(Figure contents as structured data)
☆ ☆ ☆ ☆

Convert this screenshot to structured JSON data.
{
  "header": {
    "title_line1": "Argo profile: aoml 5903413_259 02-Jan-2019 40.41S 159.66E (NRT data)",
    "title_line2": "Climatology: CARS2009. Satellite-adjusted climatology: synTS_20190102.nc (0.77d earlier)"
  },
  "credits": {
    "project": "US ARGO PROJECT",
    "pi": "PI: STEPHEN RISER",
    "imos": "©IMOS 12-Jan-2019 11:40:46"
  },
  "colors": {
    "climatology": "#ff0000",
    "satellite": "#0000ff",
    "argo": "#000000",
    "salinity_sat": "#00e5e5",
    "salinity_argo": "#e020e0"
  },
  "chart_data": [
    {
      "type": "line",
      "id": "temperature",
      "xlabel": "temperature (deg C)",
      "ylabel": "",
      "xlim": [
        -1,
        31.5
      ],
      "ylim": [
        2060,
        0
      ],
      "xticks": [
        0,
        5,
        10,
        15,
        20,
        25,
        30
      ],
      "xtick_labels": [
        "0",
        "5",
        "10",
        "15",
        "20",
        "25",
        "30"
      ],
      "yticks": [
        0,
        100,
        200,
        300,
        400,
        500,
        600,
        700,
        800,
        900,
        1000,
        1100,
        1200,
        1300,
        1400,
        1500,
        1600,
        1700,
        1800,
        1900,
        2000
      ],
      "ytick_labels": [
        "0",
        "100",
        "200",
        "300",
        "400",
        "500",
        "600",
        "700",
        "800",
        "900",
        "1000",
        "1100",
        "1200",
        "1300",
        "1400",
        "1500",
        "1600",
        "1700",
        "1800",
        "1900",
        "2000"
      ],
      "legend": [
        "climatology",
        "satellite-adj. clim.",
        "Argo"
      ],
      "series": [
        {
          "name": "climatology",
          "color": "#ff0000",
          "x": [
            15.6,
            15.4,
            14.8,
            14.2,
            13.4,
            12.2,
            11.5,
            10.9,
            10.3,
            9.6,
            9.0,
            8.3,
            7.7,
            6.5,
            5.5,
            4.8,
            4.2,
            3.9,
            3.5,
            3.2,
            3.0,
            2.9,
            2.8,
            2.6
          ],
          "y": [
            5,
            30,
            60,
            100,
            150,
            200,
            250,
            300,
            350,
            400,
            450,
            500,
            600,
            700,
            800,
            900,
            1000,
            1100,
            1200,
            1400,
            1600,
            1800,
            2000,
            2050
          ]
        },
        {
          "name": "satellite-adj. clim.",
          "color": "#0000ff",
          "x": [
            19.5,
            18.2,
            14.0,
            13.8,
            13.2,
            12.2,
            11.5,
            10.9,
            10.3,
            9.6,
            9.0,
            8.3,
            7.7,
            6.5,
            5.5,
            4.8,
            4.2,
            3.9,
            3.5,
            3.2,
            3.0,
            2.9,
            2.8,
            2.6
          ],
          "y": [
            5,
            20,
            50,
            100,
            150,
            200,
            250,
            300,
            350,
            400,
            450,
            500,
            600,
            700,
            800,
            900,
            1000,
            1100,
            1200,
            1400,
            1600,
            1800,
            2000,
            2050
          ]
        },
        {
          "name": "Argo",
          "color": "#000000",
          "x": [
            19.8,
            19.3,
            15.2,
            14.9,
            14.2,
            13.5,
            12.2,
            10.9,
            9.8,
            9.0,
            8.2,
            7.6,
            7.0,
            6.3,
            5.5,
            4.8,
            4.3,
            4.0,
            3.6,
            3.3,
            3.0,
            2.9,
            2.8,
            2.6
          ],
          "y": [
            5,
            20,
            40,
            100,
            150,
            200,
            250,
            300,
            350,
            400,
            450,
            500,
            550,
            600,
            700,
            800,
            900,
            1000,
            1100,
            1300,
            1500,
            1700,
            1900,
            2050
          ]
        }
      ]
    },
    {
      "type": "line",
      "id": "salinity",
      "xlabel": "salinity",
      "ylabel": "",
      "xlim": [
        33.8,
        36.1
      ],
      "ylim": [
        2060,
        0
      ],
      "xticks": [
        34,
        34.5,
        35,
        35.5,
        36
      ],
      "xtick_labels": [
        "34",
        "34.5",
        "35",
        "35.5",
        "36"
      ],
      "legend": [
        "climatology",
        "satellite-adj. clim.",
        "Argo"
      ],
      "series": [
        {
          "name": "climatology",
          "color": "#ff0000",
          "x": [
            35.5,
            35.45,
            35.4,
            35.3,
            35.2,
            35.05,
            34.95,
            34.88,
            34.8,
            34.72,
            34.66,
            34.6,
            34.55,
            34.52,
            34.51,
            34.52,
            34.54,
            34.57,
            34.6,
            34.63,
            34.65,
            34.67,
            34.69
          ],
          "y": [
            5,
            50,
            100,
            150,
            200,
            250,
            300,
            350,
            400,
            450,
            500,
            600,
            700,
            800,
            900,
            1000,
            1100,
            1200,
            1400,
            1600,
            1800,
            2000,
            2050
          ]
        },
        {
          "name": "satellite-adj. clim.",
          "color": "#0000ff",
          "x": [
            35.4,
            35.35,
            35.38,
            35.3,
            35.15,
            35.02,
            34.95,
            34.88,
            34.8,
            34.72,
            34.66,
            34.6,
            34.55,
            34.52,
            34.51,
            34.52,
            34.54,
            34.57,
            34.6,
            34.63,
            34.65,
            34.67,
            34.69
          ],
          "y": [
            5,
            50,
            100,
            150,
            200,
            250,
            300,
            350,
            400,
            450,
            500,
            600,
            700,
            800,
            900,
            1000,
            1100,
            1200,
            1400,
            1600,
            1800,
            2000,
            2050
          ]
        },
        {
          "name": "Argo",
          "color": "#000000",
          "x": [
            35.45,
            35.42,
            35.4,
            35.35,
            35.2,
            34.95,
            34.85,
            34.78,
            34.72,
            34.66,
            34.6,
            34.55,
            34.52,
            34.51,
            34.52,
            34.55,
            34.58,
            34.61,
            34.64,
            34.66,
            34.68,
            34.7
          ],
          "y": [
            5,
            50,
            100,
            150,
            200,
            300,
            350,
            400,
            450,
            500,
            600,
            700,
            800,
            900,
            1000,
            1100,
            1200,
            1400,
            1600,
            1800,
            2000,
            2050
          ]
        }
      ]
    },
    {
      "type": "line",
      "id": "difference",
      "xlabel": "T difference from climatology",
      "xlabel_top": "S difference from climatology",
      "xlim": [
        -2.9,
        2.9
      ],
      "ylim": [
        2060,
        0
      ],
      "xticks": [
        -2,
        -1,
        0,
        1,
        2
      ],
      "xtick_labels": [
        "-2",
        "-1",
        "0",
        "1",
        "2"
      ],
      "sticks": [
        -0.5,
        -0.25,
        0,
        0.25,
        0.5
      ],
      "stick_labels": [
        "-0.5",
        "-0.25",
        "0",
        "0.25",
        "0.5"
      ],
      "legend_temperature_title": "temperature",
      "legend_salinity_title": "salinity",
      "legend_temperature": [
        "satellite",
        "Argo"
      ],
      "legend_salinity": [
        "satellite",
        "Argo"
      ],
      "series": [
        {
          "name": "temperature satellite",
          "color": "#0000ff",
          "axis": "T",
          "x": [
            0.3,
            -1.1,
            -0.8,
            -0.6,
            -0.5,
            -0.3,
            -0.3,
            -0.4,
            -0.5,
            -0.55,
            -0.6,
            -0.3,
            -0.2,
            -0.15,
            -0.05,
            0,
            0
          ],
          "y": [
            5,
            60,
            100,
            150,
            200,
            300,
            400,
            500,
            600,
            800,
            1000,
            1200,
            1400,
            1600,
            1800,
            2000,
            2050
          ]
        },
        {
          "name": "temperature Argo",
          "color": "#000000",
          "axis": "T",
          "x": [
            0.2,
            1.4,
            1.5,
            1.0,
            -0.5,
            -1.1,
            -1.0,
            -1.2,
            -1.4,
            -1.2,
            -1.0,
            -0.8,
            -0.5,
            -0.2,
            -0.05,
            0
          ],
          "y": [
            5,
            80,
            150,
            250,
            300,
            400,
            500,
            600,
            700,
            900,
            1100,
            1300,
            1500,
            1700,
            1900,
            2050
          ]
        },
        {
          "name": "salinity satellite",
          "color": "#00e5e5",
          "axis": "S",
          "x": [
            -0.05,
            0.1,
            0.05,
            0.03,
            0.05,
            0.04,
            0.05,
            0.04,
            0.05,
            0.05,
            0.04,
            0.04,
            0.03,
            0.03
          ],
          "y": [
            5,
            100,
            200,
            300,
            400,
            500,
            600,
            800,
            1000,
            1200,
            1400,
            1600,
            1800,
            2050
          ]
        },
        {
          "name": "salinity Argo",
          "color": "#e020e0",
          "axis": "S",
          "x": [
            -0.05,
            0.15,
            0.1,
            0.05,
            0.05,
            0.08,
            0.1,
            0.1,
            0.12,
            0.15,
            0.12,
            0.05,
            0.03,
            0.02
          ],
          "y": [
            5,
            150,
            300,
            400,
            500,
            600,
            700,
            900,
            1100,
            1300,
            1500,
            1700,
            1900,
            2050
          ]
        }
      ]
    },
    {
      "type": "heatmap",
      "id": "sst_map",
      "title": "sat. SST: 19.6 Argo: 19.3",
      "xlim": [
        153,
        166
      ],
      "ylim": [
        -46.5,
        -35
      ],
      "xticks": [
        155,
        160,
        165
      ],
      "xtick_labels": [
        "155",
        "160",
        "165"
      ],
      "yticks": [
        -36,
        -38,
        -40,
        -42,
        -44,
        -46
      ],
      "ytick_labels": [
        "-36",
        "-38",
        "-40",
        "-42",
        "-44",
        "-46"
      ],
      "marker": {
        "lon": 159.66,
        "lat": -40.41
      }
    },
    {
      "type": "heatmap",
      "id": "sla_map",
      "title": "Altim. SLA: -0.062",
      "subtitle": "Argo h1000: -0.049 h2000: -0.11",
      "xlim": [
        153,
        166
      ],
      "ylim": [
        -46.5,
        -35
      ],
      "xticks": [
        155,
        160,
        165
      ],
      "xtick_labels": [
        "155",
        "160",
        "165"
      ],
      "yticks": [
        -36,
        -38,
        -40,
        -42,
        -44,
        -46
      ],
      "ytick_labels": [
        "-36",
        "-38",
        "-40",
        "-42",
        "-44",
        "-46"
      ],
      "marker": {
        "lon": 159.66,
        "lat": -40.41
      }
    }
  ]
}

☆ ☆ ☆ ☆

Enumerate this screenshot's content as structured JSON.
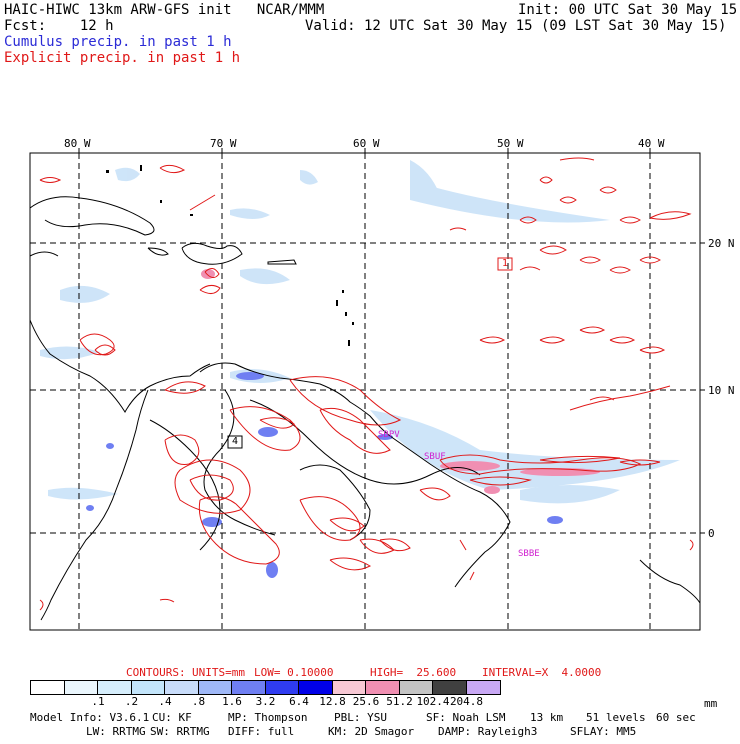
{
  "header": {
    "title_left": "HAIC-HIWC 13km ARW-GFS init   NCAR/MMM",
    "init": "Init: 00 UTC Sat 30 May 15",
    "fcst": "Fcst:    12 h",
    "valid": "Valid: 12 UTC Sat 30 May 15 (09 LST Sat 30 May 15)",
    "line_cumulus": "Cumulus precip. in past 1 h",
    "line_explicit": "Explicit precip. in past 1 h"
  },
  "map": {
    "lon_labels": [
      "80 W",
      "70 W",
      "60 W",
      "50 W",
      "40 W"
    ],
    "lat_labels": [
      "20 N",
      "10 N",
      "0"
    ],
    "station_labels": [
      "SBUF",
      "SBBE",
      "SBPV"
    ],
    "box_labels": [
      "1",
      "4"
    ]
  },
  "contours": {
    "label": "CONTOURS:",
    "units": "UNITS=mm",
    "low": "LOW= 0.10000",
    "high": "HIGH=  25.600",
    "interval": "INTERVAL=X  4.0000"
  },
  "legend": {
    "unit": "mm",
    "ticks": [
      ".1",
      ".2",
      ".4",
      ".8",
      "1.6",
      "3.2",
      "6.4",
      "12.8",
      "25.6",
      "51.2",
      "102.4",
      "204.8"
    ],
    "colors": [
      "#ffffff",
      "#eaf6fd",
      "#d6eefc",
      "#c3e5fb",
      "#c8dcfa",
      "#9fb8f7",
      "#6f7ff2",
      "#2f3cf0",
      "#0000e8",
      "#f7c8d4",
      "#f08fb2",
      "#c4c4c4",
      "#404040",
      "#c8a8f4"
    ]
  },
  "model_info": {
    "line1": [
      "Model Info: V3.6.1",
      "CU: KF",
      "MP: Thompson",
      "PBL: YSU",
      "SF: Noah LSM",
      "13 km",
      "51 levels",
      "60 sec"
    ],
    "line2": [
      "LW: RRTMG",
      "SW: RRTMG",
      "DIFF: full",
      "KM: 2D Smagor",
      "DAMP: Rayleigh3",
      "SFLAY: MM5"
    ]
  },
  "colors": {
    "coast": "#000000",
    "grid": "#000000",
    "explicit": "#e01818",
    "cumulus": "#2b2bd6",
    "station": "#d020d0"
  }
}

☆ ☆ ☆ ☆

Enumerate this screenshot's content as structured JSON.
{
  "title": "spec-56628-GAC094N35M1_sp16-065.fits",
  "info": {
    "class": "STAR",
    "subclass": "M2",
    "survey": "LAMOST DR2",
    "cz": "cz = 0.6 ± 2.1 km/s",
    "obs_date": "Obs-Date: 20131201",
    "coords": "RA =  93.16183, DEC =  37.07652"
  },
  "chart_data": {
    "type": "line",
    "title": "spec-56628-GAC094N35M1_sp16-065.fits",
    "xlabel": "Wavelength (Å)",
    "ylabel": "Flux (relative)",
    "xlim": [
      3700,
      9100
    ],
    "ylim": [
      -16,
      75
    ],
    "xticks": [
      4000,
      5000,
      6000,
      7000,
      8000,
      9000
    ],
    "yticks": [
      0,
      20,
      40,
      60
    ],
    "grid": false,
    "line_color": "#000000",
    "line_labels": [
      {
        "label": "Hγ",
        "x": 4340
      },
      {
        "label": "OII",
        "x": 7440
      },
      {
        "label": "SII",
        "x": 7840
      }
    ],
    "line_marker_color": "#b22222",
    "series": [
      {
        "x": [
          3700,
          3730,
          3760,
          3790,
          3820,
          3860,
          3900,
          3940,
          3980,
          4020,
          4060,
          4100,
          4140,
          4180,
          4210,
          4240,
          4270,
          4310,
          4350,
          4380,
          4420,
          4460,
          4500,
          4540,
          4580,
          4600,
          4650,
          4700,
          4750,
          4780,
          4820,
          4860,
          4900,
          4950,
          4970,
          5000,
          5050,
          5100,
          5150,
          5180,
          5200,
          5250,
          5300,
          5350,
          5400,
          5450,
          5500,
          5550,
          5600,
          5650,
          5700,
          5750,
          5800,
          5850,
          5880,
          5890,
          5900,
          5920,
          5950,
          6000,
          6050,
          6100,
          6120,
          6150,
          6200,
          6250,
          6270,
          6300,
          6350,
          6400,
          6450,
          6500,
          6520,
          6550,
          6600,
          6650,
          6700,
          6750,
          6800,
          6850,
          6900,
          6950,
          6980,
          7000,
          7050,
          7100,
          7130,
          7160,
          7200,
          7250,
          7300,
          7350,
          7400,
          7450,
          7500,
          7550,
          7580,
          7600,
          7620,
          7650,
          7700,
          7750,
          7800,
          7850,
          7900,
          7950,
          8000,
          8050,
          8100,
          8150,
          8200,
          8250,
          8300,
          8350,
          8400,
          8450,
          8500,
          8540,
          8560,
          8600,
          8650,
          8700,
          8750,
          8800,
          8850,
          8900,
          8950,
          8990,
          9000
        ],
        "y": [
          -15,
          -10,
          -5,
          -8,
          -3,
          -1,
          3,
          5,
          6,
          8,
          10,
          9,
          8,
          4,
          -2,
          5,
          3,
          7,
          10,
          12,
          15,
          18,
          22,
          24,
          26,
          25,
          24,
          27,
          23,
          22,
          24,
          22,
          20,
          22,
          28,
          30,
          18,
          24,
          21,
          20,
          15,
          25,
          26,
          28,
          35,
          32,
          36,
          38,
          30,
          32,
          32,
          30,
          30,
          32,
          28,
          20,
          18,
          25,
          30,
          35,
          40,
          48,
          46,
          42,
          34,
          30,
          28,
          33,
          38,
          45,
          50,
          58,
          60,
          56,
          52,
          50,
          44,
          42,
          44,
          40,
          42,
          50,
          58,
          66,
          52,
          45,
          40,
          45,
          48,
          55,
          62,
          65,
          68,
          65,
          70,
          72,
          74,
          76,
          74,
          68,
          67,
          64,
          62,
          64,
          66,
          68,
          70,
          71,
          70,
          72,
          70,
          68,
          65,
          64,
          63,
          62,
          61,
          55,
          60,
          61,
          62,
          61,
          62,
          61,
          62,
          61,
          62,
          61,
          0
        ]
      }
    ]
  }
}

☆ ☆ ☆ ☆

▸ **Problem requirements**: Your answer should be one number: how many lines in the material above contain the string "fits".

▸ **Finished exercise**: 2